### Work to be completed
Report the number of lines that include "Переоцінка", with no additional text.

[Data excerpts]
◆ ◆ ◆ ◆ ◆ ◆ ◆

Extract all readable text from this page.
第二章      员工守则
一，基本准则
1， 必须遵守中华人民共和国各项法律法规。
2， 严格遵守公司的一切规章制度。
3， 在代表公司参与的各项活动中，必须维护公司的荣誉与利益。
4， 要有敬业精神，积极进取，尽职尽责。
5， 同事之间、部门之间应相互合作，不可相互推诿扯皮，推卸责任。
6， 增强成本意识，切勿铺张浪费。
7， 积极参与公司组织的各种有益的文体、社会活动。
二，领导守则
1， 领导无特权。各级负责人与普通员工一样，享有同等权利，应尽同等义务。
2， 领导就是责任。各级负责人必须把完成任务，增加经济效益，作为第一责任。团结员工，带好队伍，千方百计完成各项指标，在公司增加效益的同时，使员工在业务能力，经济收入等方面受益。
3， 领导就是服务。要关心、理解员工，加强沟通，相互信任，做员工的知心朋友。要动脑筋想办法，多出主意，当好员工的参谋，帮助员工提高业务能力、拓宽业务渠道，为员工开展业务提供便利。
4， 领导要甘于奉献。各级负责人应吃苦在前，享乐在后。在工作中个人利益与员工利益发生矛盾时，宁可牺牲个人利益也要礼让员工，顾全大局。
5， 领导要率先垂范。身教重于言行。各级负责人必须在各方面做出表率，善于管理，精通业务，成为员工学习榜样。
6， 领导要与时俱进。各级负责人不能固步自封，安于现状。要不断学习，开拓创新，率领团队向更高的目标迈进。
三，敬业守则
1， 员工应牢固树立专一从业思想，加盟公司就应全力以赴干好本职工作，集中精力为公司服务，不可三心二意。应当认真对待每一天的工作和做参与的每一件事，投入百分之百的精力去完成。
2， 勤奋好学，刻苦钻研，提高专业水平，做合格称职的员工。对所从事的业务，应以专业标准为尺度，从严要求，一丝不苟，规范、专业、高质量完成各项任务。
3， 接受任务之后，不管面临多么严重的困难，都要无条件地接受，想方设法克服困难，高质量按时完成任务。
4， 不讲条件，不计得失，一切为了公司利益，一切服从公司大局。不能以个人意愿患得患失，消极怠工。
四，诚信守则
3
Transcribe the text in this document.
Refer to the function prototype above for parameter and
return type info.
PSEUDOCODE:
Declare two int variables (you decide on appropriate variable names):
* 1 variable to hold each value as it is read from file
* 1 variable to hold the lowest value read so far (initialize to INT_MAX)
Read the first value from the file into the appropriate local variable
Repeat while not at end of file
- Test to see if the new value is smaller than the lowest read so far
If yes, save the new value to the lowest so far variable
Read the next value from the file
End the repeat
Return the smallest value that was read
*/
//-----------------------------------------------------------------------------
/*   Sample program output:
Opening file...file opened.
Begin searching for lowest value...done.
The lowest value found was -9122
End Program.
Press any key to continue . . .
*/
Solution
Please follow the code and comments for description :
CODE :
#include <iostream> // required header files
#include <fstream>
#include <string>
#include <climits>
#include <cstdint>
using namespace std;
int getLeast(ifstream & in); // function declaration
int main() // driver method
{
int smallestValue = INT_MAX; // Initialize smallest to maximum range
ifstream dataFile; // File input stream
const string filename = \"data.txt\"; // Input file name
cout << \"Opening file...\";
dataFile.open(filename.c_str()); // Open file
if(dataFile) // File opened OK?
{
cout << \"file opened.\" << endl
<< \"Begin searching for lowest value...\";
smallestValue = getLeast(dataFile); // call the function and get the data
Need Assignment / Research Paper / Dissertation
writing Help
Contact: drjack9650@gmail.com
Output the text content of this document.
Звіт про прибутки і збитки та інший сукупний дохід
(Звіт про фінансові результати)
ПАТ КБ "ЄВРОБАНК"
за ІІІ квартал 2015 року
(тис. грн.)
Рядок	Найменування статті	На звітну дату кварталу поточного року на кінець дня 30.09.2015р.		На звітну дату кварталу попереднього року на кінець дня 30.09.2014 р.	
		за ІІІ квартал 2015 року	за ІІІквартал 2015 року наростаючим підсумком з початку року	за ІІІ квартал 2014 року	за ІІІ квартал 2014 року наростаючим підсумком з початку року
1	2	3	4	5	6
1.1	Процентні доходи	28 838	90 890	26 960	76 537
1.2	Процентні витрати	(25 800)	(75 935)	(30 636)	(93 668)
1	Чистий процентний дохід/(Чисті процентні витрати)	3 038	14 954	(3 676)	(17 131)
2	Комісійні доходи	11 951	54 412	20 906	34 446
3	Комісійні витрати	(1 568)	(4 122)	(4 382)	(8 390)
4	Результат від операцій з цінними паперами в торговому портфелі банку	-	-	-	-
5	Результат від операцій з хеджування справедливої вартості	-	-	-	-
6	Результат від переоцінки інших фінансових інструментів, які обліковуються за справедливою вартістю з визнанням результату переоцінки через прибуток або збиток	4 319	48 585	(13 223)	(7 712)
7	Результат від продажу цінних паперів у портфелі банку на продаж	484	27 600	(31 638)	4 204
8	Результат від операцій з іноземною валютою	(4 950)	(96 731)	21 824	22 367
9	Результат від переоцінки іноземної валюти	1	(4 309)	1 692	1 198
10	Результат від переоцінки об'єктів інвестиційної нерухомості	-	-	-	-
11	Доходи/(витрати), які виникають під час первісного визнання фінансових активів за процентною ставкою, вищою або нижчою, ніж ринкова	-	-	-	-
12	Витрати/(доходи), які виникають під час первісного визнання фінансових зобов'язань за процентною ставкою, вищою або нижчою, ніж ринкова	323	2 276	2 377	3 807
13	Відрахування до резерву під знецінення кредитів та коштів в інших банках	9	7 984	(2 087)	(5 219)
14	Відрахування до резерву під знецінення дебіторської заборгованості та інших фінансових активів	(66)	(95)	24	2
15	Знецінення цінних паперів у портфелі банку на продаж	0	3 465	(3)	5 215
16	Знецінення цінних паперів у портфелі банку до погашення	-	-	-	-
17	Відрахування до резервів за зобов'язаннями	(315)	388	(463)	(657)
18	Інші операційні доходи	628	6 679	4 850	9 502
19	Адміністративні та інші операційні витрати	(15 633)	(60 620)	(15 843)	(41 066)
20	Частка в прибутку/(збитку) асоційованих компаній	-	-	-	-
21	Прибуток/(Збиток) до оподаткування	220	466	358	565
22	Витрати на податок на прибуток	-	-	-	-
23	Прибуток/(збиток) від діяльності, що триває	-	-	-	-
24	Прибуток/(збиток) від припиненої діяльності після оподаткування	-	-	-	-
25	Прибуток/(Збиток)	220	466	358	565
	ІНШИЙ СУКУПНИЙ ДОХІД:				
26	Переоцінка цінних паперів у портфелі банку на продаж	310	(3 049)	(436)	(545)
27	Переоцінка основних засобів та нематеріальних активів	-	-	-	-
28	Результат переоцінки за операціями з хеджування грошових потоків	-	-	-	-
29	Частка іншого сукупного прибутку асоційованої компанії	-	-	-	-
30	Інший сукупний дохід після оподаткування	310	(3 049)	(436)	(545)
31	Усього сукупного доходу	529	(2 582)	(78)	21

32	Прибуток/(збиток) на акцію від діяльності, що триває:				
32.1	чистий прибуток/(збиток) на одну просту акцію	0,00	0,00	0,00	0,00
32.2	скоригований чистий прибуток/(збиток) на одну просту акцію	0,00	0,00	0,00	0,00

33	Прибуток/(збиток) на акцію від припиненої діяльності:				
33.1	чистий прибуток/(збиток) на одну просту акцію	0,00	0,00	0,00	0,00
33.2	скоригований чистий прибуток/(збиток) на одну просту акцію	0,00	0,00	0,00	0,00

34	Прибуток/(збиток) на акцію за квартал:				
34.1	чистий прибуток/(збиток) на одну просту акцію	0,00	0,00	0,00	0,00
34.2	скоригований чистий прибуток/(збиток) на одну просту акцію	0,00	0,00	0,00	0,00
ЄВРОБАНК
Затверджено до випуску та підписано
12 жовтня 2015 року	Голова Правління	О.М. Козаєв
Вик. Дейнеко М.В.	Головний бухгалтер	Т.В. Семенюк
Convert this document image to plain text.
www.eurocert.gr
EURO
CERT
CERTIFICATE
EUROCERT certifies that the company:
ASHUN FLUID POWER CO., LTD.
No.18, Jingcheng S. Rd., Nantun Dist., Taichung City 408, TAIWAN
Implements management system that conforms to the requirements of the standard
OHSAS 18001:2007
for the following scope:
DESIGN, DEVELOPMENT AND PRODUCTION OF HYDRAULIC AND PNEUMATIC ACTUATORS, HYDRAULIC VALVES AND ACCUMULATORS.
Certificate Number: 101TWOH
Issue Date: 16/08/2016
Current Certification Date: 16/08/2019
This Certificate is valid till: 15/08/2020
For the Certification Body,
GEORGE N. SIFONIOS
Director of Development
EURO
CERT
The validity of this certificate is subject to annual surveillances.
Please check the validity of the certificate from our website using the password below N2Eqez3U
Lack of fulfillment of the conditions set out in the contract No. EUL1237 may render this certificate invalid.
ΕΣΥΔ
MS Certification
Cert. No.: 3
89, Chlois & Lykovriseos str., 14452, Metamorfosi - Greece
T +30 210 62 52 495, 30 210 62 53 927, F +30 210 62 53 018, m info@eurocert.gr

◆ ◆ ◆ ◆ ◆ ◆ ◆

### Expected answer
2